## [TASK DESCRIPTION]
Answer with one number only: the number of lines that include the word "штрихами".

## [TASK DATA]
※
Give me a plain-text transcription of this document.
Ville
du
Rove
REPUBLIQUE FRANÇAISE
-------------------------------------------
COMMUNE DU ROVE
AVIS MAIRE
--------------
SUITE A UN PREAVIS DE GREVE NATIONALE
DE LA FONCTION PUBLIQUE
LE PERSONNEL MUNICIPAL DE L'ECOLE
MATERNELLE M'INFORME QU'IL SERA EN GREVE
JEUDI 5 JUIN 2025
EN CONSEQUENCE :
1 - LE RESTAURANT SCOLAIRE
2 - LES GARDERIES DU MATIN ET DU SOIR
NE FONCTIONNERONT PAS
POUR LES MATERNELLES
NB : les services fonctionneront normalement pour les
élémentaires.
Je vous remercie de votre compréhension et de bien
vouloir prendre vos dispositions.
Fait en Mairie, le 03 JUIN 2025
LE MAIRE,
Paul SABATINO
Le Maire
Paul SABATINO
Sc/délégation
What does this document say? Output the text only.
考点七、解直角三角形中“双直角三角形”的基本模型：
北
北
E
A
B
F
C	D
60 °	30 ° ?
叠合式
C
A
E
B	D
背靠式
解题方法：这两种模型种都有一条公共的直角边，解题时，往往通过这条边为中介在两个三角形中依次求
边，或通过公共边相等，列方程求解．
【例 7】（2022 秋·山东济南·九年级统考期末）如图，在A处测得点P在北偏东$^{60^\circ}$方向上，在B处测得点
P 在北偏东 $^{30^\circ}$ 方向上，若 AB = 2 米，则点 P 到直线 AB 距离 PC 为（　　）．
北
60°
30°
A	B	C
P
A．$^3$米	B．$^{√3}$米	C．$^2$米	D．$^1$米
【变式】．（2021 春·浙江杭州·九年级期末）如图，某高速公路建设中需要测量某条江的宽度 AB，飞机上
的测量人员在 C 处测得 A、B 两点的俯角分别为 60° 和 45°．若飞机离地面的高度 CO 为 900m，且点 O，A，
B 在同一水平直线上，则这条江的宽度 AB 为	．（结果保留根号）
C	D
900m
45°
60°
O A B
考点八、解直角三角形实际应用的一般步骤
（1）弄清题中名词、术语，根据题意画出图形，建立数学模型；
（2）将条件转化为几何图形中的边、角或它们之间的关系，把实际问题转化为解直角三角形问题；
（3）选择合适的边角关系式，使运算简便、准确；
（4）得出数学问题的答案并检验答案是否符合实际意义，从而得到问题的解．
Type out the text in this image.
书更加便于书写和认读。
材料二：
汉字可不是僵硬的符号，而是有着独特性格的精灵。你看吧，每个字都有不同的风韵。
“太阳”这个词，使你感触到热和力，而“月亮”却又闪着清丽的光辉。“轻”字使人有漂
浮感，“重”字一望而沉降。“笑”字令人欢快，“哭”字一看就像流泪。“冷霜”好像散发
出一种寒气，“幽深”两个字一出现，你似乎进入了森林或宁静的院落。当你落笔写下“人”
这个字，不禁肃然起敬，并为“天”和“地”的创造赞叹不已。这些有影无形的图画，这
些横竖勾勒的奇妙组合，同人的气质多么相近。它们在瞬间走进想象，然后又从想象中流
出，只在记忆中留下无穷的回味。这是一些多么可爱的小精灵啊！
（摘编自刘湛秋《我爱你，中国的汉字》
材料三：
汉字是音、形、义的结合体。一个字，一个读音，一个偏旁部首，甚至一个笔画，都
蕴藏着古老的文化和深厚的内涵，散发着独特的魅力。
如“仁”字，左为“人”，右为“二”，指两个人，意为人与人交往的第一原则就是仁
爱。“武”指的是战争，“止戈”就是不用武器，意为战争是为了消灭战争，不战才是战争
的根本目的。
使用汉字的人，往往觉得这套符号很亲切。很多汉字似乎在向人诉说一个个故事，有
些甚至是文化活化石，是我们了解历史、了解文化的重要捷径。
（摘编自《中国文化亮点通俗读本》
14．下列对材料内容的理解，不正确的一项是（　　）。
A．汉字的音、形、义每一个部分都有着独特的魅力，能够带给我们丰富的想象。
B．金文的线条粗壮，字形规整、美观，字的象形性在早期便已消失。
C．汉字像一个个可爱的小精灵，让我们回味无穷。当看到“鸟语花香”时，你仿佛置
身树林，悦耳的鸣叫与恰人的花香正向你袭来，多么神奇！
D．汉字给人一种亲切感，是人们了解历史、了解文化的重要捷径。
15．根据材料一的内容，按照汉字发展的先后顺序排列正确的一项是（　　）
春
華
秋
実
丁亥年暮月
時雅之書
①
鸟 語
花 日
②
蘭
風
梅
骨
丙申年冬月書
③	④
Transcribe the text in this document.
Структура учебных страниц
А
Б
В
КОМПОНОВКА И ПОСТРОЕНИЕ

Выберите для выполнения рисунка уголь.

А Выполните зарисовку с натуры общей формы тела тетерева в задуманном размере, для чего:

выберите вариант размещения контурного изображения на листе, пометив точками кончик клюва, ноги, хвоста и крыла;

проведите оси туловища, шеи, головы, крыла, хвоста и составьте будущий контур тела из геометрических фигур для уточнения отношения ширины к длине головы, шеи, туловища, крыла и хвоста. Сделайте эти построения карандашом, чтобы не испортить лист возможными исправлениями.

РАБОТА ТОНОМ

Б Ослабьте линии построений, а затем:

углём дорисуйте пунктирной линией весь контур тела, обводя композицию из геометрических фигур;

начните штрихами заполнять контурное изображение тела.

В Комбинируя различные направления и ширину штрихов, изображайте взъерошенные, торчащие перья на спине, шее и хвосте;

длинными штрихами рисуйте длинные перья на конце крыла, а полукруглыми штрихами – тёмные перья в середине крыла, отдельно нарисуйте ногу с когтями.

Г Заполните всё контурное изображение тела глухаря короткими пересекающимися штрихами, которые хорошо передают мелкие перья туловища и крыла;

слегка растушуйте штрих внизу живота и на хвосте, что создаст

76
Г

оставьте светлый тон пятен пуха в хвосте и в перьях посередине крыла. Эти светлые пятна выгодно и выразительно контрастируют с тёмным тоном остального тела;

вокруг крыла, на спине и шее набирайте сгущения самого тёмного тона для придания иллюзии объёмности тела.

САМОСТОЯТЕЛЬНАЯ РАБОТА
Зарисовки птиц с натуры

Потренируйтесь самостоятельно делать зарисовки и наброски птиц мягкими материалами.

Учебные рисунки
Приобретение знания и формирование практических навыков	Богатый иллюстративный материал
※
## [RESULT OF THIS TASK]
3